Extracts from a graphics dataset

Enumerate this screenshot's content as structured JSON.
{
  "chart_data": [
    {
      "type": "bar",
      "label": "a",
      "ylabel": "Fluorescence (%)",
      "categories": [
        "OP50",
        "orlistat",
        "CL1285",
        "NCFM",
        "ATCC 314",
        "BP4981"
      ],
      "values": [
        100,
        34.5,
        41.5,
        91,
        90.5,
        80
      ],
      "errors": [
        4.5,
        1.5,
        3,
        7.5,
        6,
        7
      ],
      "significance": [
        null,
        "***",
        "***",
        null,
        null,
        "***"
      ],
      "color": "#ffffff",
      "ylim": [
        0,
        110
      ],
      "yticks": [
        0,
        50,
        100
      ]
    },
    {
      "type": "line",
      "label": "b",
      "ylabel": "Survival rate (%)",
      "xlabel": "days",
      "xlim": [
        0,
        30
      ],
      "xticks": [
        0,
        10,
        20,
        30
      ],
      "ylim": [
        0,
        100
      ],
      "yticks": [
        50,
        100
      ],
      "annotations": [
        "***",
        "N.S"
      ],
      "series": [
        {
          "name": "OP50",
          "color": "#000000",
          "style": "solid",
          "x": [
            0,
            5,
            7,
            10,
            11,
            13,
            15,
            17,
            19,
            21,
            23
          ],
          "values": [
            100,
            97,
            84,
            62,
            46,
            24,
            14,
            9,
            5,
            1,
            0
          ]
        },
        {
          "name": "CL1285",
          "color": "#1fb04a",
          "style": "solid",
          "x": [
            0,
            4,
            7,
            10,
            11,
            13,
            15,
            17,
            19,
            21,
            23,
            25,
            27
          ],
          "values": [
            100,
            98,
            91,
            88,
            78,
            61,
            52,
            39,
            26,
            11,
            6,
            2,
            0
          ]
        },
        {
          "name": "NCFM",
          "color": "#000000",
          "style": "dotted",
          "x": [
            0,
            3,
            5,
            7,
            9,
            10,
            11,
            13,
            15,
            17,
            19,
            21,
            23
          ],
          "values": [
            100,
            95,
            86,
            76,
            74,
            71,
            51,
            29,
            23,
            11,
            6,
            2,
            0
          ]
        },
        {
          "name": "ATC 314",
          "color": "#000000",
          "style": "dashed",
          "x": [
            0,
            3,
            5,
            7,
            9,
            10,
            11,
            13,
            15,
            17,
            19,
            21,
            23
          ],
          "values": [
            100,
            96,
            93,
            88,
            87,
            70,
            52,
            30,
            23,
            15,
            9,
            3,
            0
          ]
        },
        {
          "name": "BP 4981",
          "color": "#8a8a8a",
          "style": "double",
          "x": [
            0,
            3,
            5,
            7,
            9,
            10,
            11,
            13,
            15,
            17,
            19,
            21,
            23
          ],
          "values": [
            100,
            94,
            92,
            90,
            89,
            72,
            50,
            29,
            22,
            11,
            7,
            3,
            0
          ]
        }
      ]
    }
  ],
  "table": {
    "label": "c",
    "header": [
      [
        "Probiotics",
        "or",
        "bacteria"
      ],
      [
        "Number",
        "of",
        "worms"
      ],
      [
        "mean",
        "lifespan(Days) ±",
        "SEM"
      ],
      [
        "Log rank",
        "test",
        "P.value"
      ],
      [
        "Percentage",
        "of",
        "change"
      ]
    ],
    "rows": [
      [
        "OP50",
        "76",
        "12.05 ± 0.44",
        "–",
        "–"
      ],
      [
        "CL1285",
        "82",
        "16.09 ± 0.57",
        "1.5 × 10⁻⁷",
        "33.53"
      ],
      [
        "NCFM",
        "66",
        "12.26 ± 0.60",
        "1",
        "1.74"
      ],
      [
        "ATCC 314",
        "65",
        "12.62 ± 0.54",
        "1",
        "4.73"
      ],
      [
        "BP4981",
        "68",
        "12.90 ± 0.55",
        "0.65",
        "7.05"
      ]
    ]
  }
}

TASK BRIEF:
Look through the entries and work out how many lines have the word "ylabel" in them; reply with that number only.

RESPONSE TO THE EXERCISE:
2